EXTRACTED TEXT:
--- begin ---
According to Tomczyk, that is why many female athletes now use social media where people are free to follow female athletes for whatever reasons and athletes are free to create their own content.
“Some of the most followed athletes on social media are female. It is easy to use social media as an important tool to bring awareness to your case. Back in the old days, athletes mainly had the opportunity to protest at games, on the podium, or in media interviews. Now, they have an opportunity to reach millions of their followers, and I think they use it in a good way,” she said while mentioning the Belarusian case as an example.
“It’s a really special case. Athletes and other people related to sport have in a way become the leaders, or at least the moral leaders, of the people’s movement. This confirms the important role sport has in society. Athletes in general are role models we want to look up to. But for quite some time we have had this philosophy of telling athletes to ‘shut up and play’. Now, we are beginning to see them as leaders in this area too. This is a new phenomenon and we still see resistance from the sport governing bodies,” Tomczyk says and points to Rule 50 of the Olympic Charter as an example of limitations to the freedom of expression of athletes.
‘A nice young lady’
To Tomczyk, sports organisations in general expect athletes to be role models but only if what they say is not too controversial or make the people in power uncomfortable.
“If athletes are speaking out against a sports organisation or a country, very often they are met with repression and attempts to silence them. This is still very visible. But hopefully the trend of athlete activism will make it less frequent,” she says.
“For many years, the approach of sports organisations to women’s sport was like ‘you are lucky to be allowed to play here and you are lucky that we are giving you the t-shirts for free’. Now, women have become much more aware of the fact that they have certain rights. But generally, there is still so much to be done regarding equality for women in sport at all levels.”
--- end ---
SET PROBLEM:
Answer these questions from the excerpt on athlete activism:
1. In the old days, where did athletes mainly have the opportunity to protest?
2. What does Tomczyk cite as an example of limits on athletes' freedom of expression?
3. What are athletes who speak out against a sports organisation or a country very often met with?

GIVEN INFORMATION:
--- begin ---
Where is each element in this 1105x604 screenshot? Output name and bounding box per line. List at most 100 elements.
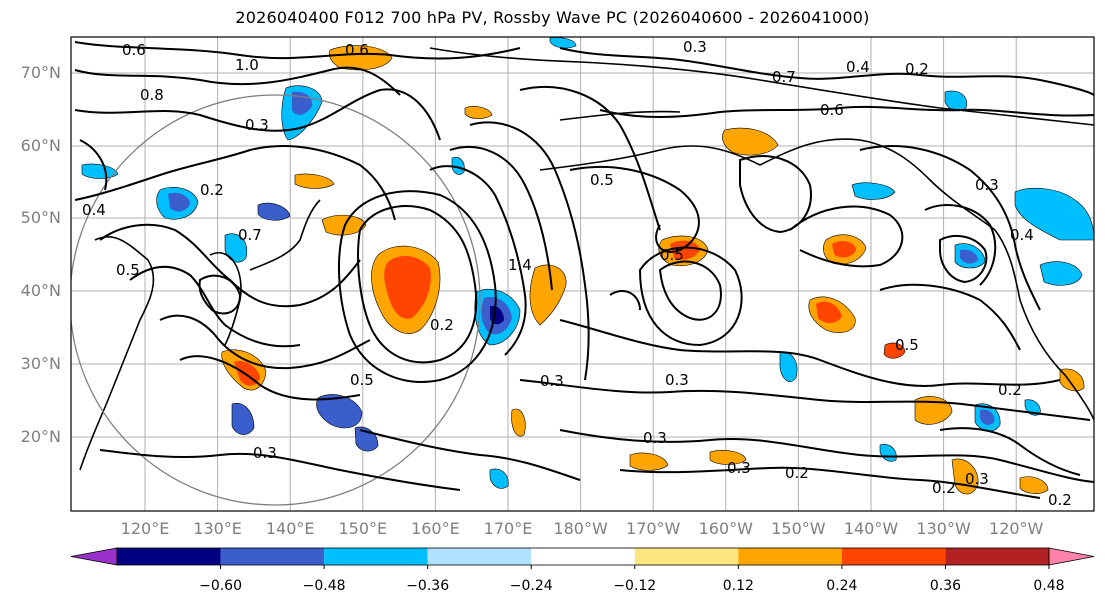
--- end ---
SOLVED PROBLEM:
1. At games, on the podium, or in media interviews.
2. Rule 50 of the Olympic Charter.
3. Repression and attempts to silence them.